Task brief: In the material below, find how many lines contain the string "this". Write only that number.

--------------------------------------------------

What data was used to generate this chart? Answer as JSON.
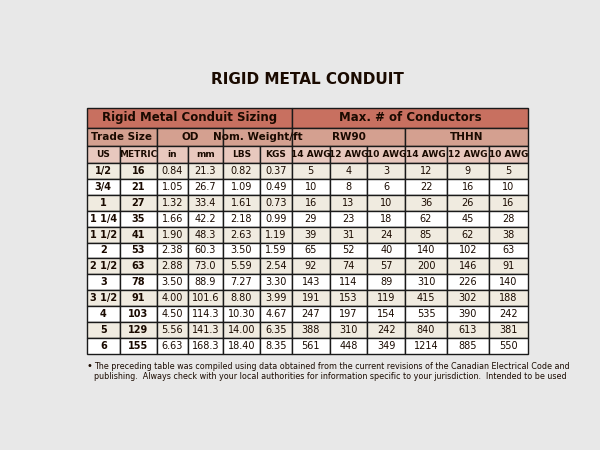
{
  "title": "RIGID METAL CONDUIT",
  "header_row3": [
    "US",
    "METRIC",
    "in",
    "mm",
    "LBS",
    "KGS",
    "14 AWG",
    "12 AWG",
    "10 AWG",
    "14 AWG",
    "12 AWG",
    "10 AWG"
  ],
  "rows": [
    [
      "1/2",
      "16",
      "0.84",
      "21.3",
      "0.82",
      "0.37",
      "5",
      "4",
      "3",
      "12",
      "9",
      "5"
    ],
    [
      "3/4",
      "21",
      "1.05",
      "26.7",
      "1.09",
      "0.49",
      "10",
      "8",
      "6",
      "22",
      "16",
      "10"
    ],
    [
      "1",
      "27",
      "1.32",
      "33.4",
      "1.61",
      "0.73",
      "16",
      "13",
      "10",
      "36",
      "26",
      "16"
    ],
    [
      "1 1/4",
      "35",
      "1.66",
      "42.2",
      "2.18",
      "0.99",
      "29",
      "23",
      "18",
      "62",
      "45",
      "28"
    ],
    [
      "1 1/2",
      "41",
      "1.90",
      "48.3",
      "2.63",
      "1.19",
      "39",
      "31",
      "24",
      "85",
      "62",
      "38"
    ],
    [
      "2",
      "53",
      "2.38",
      "60.3",
      "3.50",
      "1.59",
      "65",
      "52",
      "40",
      "140",
      "102",
      "63"
    ],
    [
      "2 1/2",
      "63",
      "2.88",
      "73.0",
      "5.59",
      "2.54",
      "92",
      "74",
      "57",
      "200",
      "146",
      "91"
    ],
    [
      "3",
      "78",
      "3.50",
      "88.9",
      "7.27",
      "3.30",
      "143",
      "114",
      "89",
      "310",
      "226",
      "140"
    ],
    [
      "3 1/2",
      "91",
      "4.00",
      "101.6",
      "8.80",
      "3.99",
      "191",
      "153",
      "119",
      "415",
      "302",
      "188"
    ],
    [
      "4",
      "103",
      "4.50",
      "114.3",
      "10.30",
      "4.67",
      "247",
      "197",
      "154",
      "535",
      "390",
      "242"
    ],
    [
      "5",
      "129",
      "5.56",
      "141.3",
      "14.00",
      "6.35",
      "388",
      "310",
      "242",
      "840",
      "613",
      "381"
    ],
    [
      "6",
      "155",
      "6.63",
      "168.3",
      "18.40",
      "8.35",
      "561",
      "448",
      "349",
      "1214",
      "885",
      "550"
    ]
  ],
  "footnote": "The preceding table was compiled using data obtained from the current revisions of the Canadian Electrical Code and\npublishing.  Always check with your local authorities for information specific to your jurisdiction.  Intended to be used",
  "bg_color": "#e8e8e8",
  "header1_color": "#c87060",
  "header2_color": "#d4a090",
  "header3_color": "#e8c8be",
  "row_odd_color": "#f0ebe0",
  "row_even_color": "#ffffff",
  "text_dark": "#1a0a00",
  "text_red": "#8b1a00",
  "border_color": "#1a1a1a"
}
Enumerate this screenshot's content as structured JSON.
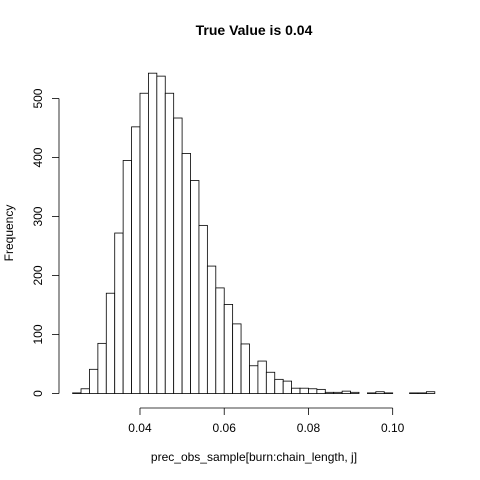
{
  "chart_data": {
    "type": "bar",
    "title": "True Value is 0.04",
    "xlabel": "prec_obs_sample[burn:chain_length, j]",
    "ylabel": "Frequency",
    "xlim": [
      0.024,
      0.11
    ],
    "ylim": [
      0,
      545
    ],
    "grid": false,
    "x_ticks": [
      0.04,
      0.06,
      0.08,
      0.1
    ],
    "x_tick_labels": [
      "0.04",
      "0.06",
      "0.08",
      "0.10"
    ],
    "y_ticks": [
      0,
      100,
      200,
      300,
      400,
      500
    ],
    "y_tick_labels": [
      "0",
      "100",
      "200",
      "300",
      "400",
      "500"
    ],
    "bin_width": 0.002,
    "bin_starts": [
      0.024,
      0.026,
      0.028,
      0.03,
      0.032,
      0.034,
      0.036,
      0.038,
      0.04,
      0.042,
      0.044,
      0.046,
      0.048,
      0.05,
      0.052,
      0.054,
      0.056,
      0.058,
      0.06,
      0.062,
      0.064,
      0.066,
      0.068,
      0.07,
      0.072,
      0.074,
      0.076,
      0.078,
      0.08,
      0.082,
      0.084,
      0.086,
      0.088,
      0.09,
      0.092,
      0.094,
      0.096,
      0.098,
      0.1,
      0.102,
      0.104,
      0.106,
      0.108
    ],
    "values": [
      1,
      8,
      41,
      85,
      170,
      272,
      395,
      452,
      509,
      543,
      538,
      509,
      467,
      407,
      361,
      285,
      216,
      179,
      151,
      118,
      84,
      47,
      55,
      36,
      24,
      21,
      9,
      9,
      8,
      7,
      2,
      2,
      4,
      2,
      0,
      1,
      3,
      1,
      0,
      0,
      1,
      1,
      3
    ]
  }
}
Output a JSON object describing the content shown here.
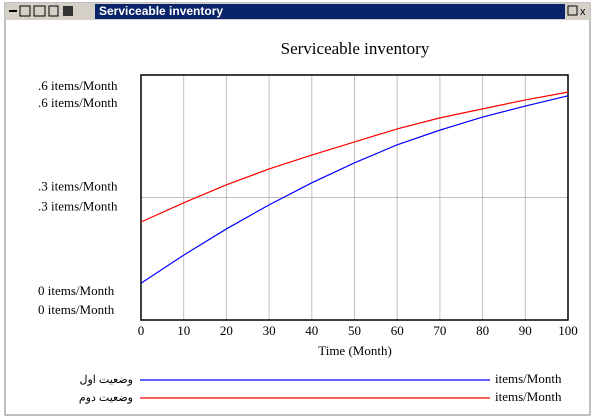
{
  "window_title": "Serviceable inventory",
  "chart_data": {
    "type": "line",
    "title": "Serviceable inventory",
    "x": [
      0,
      10,
      20,
      30,
      40,
      50,
      60,
      70,
      80,
      90,
      100
    ],
    "xlim": [
      0,
      100
    ],
    "xticks": [
      0,
      10,
      20,
      30,
      40,
      50,
      60,
      70,
      80,
      90,
      100
    ],
    "xlabel": "Time (Month)",
    "ylim": [
      0,
      0.6
    ],
    "yticks": [
      {
        "value": 0.6,
        "label": ".6 items/Month"
      },
      {
        "value": 0.3,
        "label": ".3 items/Month"
      },
      {
        "value": 0,
        "label": "0 items/Month"
      }
    ],
    "y2lim": [
      0,
      0.6
    ],
    "y2ticks": [
      {
        "value": 0.6,
        "label": ".6 items/Month"
      },
      {
        "value": 0.3,
        "label": ".3 items/Month"
      },
      {
        "value": 0,
        "label": "0 items/Month"
      }
    ],
    "grid": true,
    "series": [
      {
        "name": "وضعيت اول",
        "units": "items/Month",
        "color": "#0000ff",
        "values": [
          0.09,
          0.159,
          0.223,
          0.282,
          0.336,
          0.385,
          0.429,
          0.465,
          0.497,
          0.524,
          0.549
        ]
      },
      {
        "name": "وضعيت دوم",
        "units": "items/Month",
        "color": "#ff0000",
        "axis": "y2",
        "values": [
          0.24,
          0.287,
          0.331,
          0.37,
          0.404,
          0.436,
          0.468,
          0.495,
          0.517,
          0.539,
          0.558
        ]
      }
    ]
  }
}
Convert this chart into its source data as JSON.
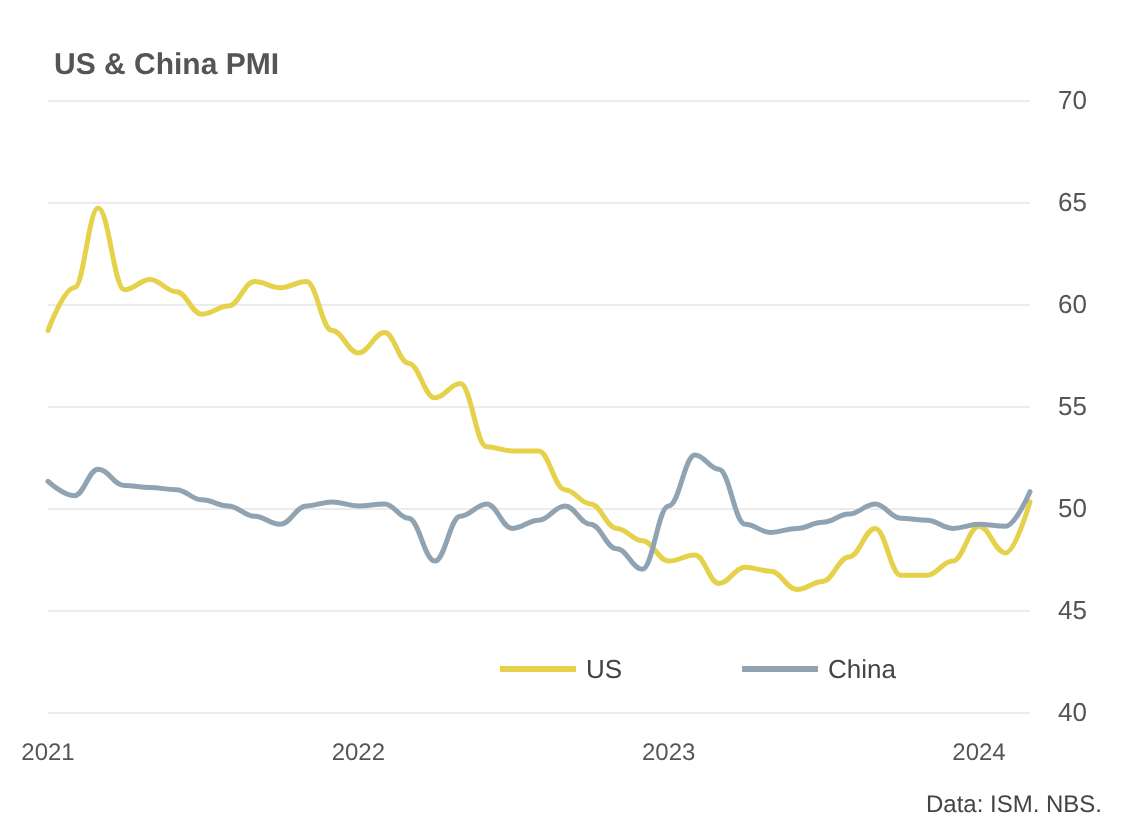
{
  "chart_data": {
    "type": "line",
    "title": "US & China PMI",
    "x": [
      "2021-01",
      "2021-02",
      "2021-03",
      "2021-04",
      "2021-05",
      "2021-06",
      "2021-07",
      "2021-08",
      "2021-09",
      "2021-10",
      "2021-11",
      "2021-12",
      "2022-01",
      "2022-02",
      "2022-03",
      "2022-04",
      "2022-05",
      "2022-06",
      "2022-07",
      "2022-08",
      "2022-09",
      "2022-10",
      "2022-11",
      "2022-12",
      "2023-01",
      "2023-02",
      "2023-03",
      "2023-04",
      "2023-05",
      "2023-06",
      "2023-07",
      "2023-08",
      "2023-09",
      "2023-10",
      "2023-11",
      "2023-12",
      "2024-01",
      "2024-02",
      "2024-03"
    ],
    "series": [
      {
        "name": "US",
        "color": "#e6d14a",
        "values": [
          58.7,
          60.8,
          64.7,
          60.7,
          61.2,
          60.6,
          59.5,
          59.9,
          61.1,
          60.8,
          61.1,
          58.7,
          57.6,
          58.6,
          57.1,
          55.4,
          56.1,
          53.0,
          52.8,
          52.8,
          50.9,
          50.2,
          49.0,
          48.4,
          47.4,
          47.7,
          46.3,
          47.1,
          46.9,
          46.0,
          46.4,
          47.6,
          49.0,
          46.7,
          46.7,
          47.4,
          49.1,
          47.8,
          50.3
        ]
      },
      {
        "name": "China",
        "color": "#8fa3b3",
        "values": [
          51.3,
          50.6,
          51.9,
          51.1,
          51.0,
          50.9,
          50.4,
          50.1,
          49.6,
          49.2,
          50.1,
          50.3,
          50.1,
          50.2,
          49.5,
          47.4,
          49.6,
          50.2,
          49.0,
          49.4,
          50.1,
          49.2,
          48.0,
          47.0,
          50.1,
          52.6,
          51.9,
          49.2,
          48.8,
          49.0,
          49.3,
          49.7,
          50.2,
          49.5,
          49.4,
          49.0,
          49.2,
          49.1,
          50.8
        ]
      }
    ],
    "xlim": [
      "2021-01",
      "2024-03"
    ],
    "xticks": [
      "2021",
      "2022",
      "2023",
      "2024"
    ],
    "ylim": [
      40,
      70
    ],
    "yticks": [
      40,
      45,
      50,
      55,
      60,
      65,
      70
    ],
    "grid": "y",
    "legend": "bottom right",
    "marker": "none",
    "line_style": "solid",
    "annotations": [
      "Data: ISM. NBS."
    ]
  }
}
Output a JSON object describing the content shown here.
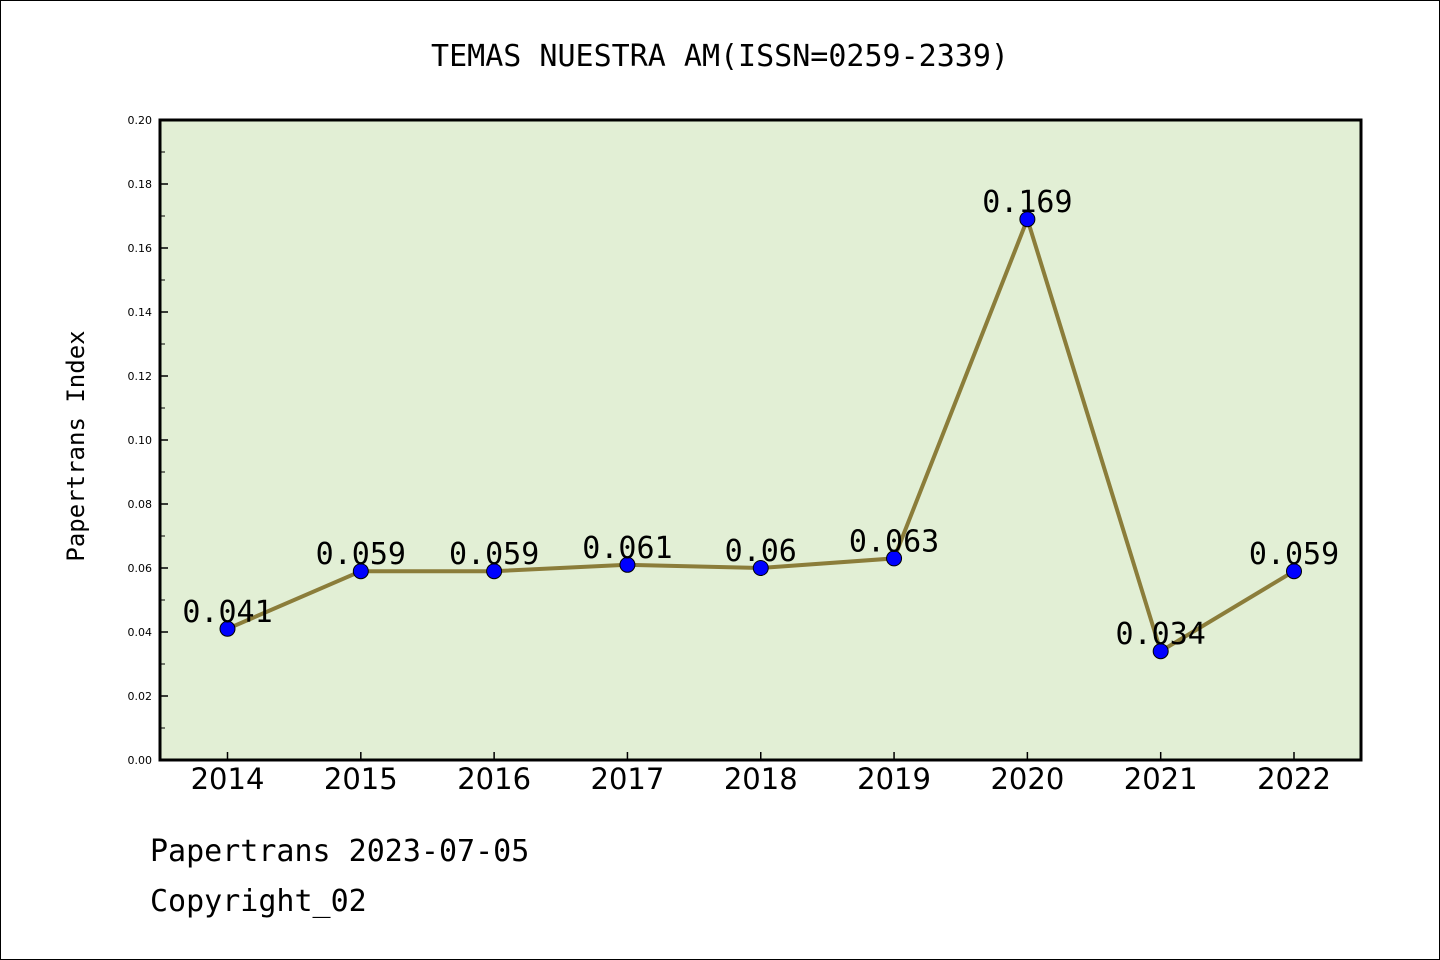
{
  "chart_data": {
    "type": "line",
    "title": "TEMAS NUESTRA AM(ISSN=0259-2339)",
    "ylabel": "Papertrans Index",
    "xlabel": "",
    "categories": [
      "2014",
      "2015",
      "2016",
      "2017",
      "2018",
      "2019",
      "2020",
      "2021",
      "2022"
    ],
    "values": [
      0.041,
      0.059,
      0.059,
      0.061,
      0.06,
      0.063,
      0.169,
      0.034,
      0.059
    ],
    "data_labels": [
      "0.041",
      "0.059",
      "0.059",
      "0.061",
      "0.06",
      "0.063",
      "0.169",
      "0.034",
      "0.059"
    ],
    "ylim": [
      0,
      0.2
    ],
    "yticks": [
      "0.00",
      "0.02",
      "0.04",
      "0.06",
      "0.08",
      "0.10",
      "0.12",
      "0.14",
      "0.16",
      "0.18",
      "0.20"
    ],
    "grid": false,
    "colors": {
      "line": "#8B7D3A",
      "marker": "#0000FF",
      "plot_background": "#E2EFD5"
    }
  },
  "footer": {
    "source": "Papertrans 2023-07-05",
    "copyright": "Copyright_02"
  }
}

--------------------------------------------------

Final result: 3